Which lines below hold the word "мероприятий"? Report each one.

### Part of a data file
********************
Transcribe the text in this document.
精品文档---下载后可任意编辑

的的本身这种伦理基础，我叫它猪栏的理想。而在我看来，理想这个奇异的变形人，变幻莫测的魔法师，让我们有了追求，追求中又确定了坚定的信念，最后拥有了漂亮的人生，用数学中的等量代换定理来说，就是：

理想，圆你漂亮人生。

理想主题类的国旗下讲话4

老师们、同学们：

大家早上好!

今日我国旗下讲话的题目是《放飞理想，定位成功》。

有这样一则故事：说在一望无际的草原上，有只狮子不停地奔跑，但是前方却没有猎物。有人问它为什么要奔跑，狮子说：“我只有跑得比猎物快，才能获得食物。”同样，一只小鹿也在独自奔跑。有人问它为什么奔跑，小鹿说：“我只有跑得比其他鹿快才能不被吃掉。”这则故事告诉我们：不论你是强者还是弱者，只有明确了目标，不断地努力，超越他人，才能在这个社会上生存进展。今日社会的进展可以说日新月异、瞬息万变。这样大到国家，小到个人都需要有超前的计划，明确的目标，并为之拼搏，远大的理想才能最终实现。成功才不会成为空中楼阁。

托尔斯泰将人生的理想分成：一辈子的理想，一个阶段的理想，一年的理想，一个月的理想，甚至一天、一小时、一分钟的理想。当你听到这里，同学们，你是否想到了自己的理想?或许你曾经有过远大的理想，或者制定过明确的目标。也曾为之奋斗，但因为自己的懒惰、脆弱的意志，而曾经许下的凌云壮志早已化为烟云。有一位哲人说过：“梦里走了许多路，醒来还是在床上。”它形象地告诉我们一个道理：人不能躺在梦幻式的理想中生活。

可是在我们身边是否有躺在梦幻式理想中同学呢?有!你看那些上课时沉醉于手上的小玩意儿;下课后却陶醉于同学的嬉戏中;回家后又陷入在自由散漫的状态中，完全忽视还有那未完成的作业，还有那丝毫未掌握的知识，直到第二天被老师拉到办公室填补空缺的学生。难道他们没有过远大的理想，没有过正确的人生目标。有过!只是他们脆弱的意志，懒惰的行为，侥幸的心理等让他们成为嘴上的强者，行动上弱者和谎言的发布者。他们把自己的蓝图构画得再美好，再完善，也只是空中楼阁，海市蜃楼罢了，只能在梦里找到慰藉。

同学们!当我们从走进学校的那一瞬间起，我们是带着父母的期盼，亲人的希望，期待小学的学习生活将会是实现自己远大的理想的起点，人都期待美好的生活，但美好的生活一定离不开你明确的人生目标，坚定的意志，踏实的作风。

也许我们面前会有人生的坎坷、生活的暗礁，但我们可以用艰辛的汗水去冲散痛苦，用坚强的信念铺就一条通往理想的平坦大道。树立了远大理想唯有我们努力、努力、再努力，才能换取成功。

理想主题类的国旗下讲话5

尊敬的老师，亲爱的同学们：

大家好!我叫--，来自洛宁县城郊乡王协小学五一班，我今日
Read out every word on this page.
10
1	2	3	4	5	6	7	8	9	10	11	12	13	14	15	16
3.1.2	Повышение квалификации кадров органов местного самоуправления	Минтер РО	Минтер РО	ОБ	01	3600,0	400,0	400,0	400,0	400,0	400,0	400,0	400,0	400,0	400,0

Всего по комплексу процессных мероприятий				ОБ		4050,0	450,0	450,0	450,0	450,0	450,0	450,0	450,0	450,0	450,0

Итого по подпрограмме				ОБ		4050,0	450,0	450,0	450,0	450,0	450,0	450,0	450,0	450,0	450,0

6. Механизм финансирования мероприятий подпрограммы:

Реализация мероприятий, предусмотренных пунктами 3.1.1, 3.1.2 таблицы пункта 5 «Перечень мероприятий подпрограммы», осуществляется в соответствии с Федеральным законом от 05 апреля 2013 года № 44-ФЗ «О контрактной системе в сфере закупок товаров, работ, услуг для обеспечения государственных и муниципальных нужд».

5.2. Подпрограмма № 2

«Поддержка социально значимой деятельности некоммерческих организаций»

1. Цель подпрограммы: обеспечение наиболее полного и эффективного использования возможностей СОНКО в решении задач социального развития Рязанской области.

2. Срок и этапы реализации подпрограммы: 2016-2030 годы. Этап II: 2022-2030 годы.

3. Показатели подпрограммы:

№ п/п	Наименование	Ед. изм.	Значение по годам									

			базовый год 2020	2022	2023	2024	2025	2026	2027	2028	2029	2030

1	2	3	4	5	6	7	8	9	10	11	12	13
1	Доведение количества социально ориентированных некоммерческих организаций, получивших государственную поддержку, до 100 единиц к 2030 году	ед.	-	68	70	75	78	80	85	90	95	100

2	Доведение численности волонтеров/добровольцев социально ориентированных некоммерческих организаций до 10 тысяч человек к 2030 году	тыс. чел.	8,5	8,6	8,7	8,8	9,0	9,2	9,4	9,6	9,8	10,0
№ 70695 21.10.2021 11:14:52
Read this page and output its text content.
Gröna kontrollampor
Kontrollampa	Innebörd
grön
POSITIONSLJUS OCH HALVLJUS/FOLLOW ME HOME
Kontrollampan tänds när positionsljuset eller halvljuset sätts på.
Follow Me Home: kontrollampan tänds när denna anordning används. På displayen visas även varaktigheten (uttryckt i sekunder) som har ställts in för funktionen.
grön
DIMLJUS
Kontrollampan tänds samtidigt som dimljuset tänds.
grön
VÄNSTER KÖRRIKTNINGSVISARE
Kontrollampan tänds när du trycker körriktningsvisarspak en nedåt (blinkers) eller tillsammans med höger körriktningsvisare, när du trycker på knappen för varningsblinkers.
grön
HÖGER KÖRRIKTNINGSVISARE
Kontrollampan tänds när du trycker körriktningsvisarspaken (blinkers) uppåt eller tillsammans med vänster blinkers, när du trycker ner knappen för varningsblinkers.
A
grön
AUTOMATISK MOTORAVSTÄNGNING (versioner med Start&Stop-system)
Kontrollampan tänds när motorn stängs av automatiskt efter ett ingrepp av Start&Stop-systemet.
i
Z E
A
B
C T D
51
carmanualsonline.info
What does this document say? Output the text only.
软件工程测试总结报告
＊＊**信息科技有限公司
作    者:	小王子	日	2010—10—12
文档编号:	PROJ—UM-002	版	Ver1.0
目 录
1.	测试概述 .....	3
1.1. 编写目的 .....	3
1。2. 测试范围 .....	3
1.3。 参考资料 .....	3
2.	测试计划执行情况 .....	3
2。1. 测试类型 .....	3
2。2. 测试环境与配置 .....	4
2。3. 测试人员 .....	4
********************
### FULL OUTPUT
Всего по комплексу процессных мероприятий				ОБ		4050,0	450,0	450,0	450,0	450,0	450,0	450,0	450,0	450,0	450,0
6. Механизм финансирования мероприятий подпрограммы:
Реализация мероприятий, предусмотренных пунктами 3.1.1, 3.1.2 таблицы пункта 5 «Перечень мероприятий подпрограммы», осуществляется в соответствии с Федеральным законом от 05 апреля 2013 года № 44-ФЗ «О контрактной системе в сфере закупок товаров, работ, услуг для обеспечения государственных и муниципальных нужд».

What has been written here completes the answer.